*Goal:* Repeat the entries that follow verbatim, without any of their pictures.

+++ Input

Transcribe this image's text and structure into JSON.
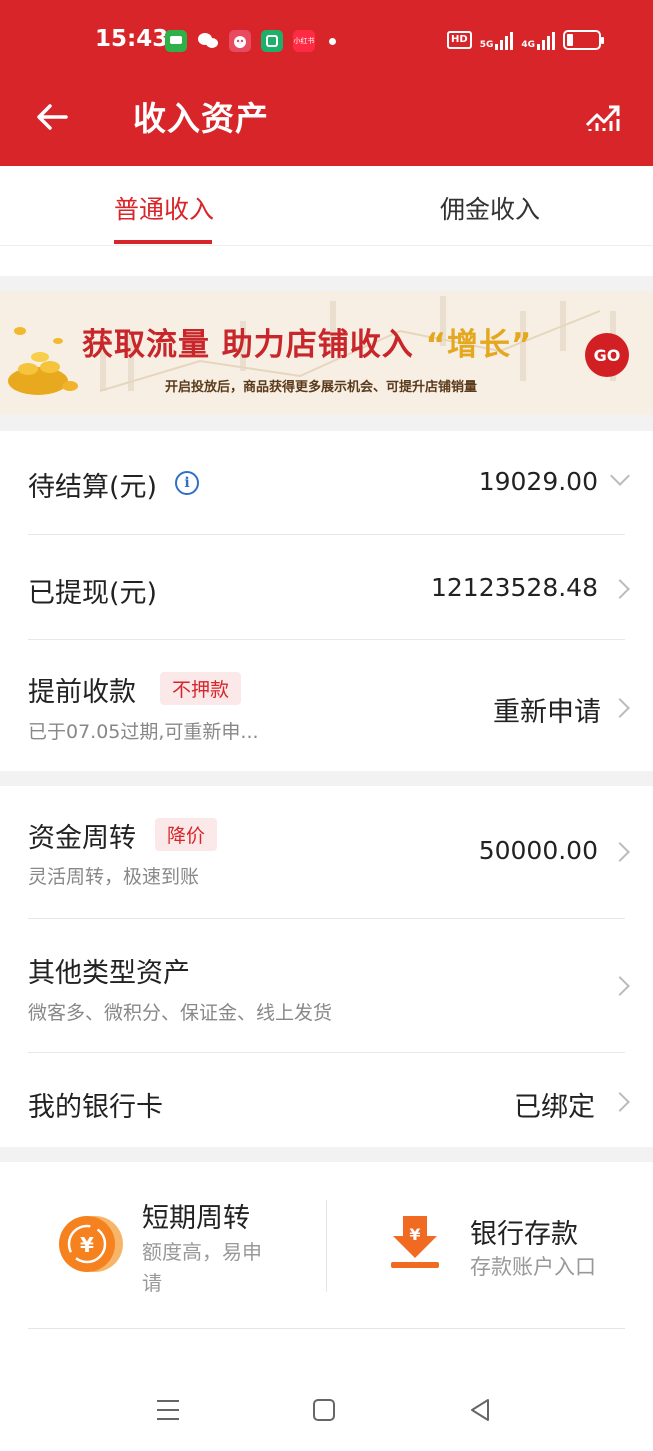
{
  "status": {
    "time": "15:43",
    "apps": [
      {
        "name": "message-app-icon",
        "color": "#2fb14a",
        "label": ""
      },
      {
        "name": "wechat-icon",
        "color": "#d8252a",
        "label": ""
      },
      {
        "name": "mascot-app-icon",
        "color": "#e84a5f",
        "label": ""
      },
      {
        "name": "green-app-icon",
        "color": "#1eb06b",
        "label": ""
      },
      {
        "name": "xiaohongshu-icon",
        "color": "#ff2a44",
        "label": "小红书"
      }
    ],
    "hd": "HD",
    "net1": "5G",
    "net2": "4G"
  },
  "header": {
    "title": "收入资产",
    "back_icon": "arrow-left-icon",
    "trend_icon": "trend-chart-icon"
  },
  "tabs": [
    {
      "label": "普通收入",
      "active": true
    },
    {
      "label": "佣金收入",
      "active": false
    }
  ],
  "banner": {
    "title_main": "获取流量 助力店铺收入",
    "title_quote": "“增长”",
    "subtitle": "开启投放后，商品获得更多展示机会、可提升店铺销量",
    "go": "GO"
  },
  "rows": {
    "pending": {
      "label": "待结算(元)",
      "value": "19029.00"
    },
    "withdrawn": {
      "label": "已提现(元)",
      "value": "12123528.48"
    },
    "advance": {
      "label": "提前收款",
      "tag": "不押款",
      "sub": "已于07.05过期,可重新申...",
      "action": "重新申请"
    },
    "turnover": {
      "label": "资金周转",
      "tag": "降价",
      "sub": "灵活周转，极速到账",
      "value": "50000.00"
    },
    "other": {
      "label": "其他类型资产",
      "sub": "微客多、微积分、保证金、线上发货"
    },
    "bank": {
      "label": "我的银行卡",
      "value": "已绑定"
    }
  },
  "quick": {
    "short": {
      "title": "短期周转",
      "sub1": "额度高，易申",
      "sub2": "请"
    },
    "deposit": {
      "title": "银行存款",
      "sub": "存款账户入口"
    }
  },
  "colors": {
    "brand": "#d8252a",
    "orange": "#f5811f"
  }
}
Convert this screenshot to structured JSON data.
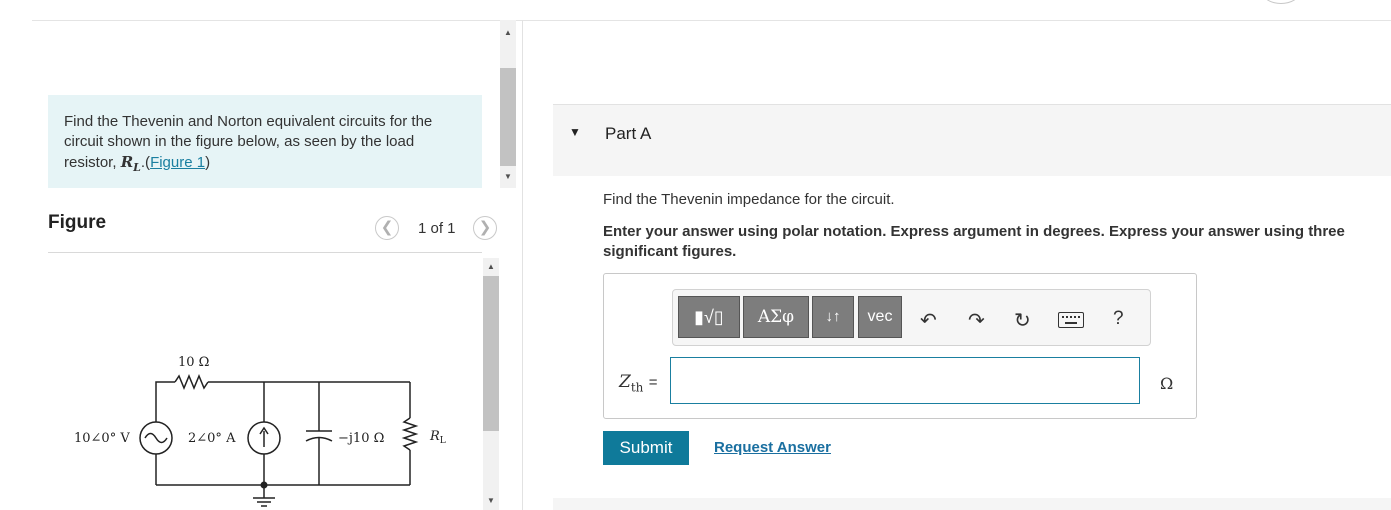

++++++

*Answer:*
Transcribe this image's text and structure into JSON.
{
  "status": {
    "time": "15:43",
    "apps": [
      {
        "name": "message-app-icon",
        "color": "#2fb14a",
        "label": ""
      },
      {
        "name": "wechat-icon",
        "color": "#d8252a",
        "label": ""
      },
      {
        "name": "mascot-app-icon",
        "color": "#e84a5f",
        "label": ""
      },
      {
        "name": "green-app-icon",
        "color": "#1eb06b",
        "label": ""
      },
      {
        "name": "xiaohongshu-icon",
        "color": "#ff2a44",
        "label": "小红书"
      }
    ],
    "hd": "HD",
    "net1": "5G",
    "net2": "4G"
  },
  "header": {
    "title": "收入资产",
    "back_icon": "arrow-left-icon",
    "trend_icon": "trend-chart-icon"
  },
  "tabs": [
    {
      "label": "普通收入",
      "active": true
    },
    {
      "label": "佣金收入",
      "active": false
    }
  ],
  "banner": {
    "title_main": "获取流量 助力店铺收入",
    "title_quote": "“增长”",
    "subtitle": "开启投放后，商品获得更多展示机会、可提升店铺销量",
    "go": "GO"
  },
  "rows": {
    "pending": {
      "label": "待结算(元)",
      "value": "19029.00"
    },
    "withdrawn": {
      "label": "已提现(元)",
      "value": "12123528.48"
    },
    "advance": {
      "label": "提前收款",
      "tag": "不押款",
      "sub": "已于07.05过期,可重新申...",
      "action": "重新申请"
    },
    "turnover": {
      "label": "资金周转",
      "tag": "降价",
      "sub": "灵活周转，极速到账",
      "value": "50000.00"
    },
    "other": {
      "label": "其他类型资产",
      "sub": "微客多、微积分、保证金、线上发货"
    },
    "bank": {
      "label": "我的银行卡",
      "value": "已绑定"
    }
  },
  "quick": {
    "short": {
      "title": "短期周转",
      "sub1": "额度高，易申",
      "sub2": "请"
    },
    "deposit": {
      "title": "银行存款",
      "sub": "存款账户入口"
    }
  },
  "colors": {
    "brand": "#d8252a",
    "orange": "#f5811f"
  }
}
Convert this screenshot to structured JSON data.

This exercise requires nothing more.